Records contained in a dataset

---

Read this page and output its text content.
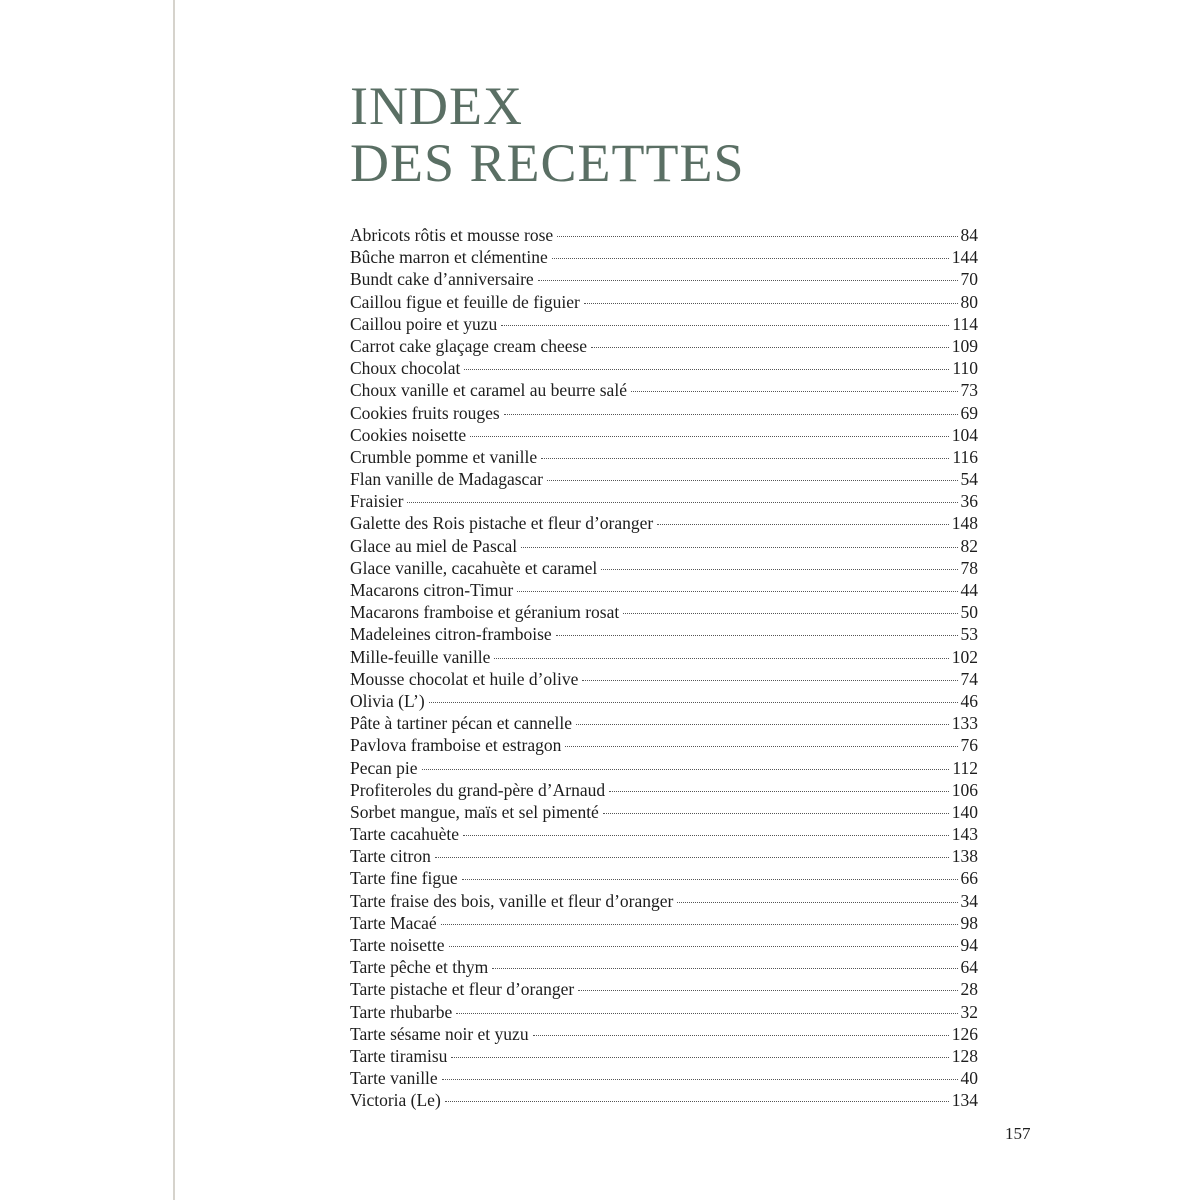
INDEX
DES RECETTES
Abricots rôtis et mousse rose	84
Bûche marron et clémentine	144
Bundt cake d’anniversaire	70
Caillou figue et feuille de figuier	80
Caillou poire et yuzu	114
Carrot cake glaçage cream cheese	109
Choux chocolat	110
Choux vanille et caramel au beurre salé	73
Cookies fruits rouges	69
Cookies noisette	104
Crumble pomme et vanille	116
Flan vanille de Madagascar	54
Fraisier	36
Galette des Rois pistache et fleur d’oranger	148
Glace au miel de Pascal	82
Glace vanille, cacahuète et caramel	78
Macarons citron-Timur	44
Macarons framboise et géranium rosat	50
Madeleines citron-framboise	53
Mille-feuille vanille	102
Mousse chocolat et huile d’olive	74
Olivia (L’)	46
Pâte à tartiner pécan et cannelle	133
Pavlova framboise et estragon	76
Pecan pie	112
Profiteroles du grand-père d’Arnaud	106
Sorbet mangue, maïs et sel pimenté	140
Tarte cacahuète	143
Tarte citron	138
Tarte fine figue	66
Tarte fraise des bois, vanille et fleur d’oranger	34
Tarte Macaé	98
Tarte noisette	94
Tarte pêche et thym	64
Tarte pistache et fleur d’oranger	28
Tarte rhubarbe	32
Tarte sésame noir et yuzu	126
Tarte tiramisu	128
Tarte vanille	40
Victoria (Le)	134
157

---

Using the listing, say how many lines include the word "Caillou", and add nothing else.

■ **RESULT OF THIS TASK**
2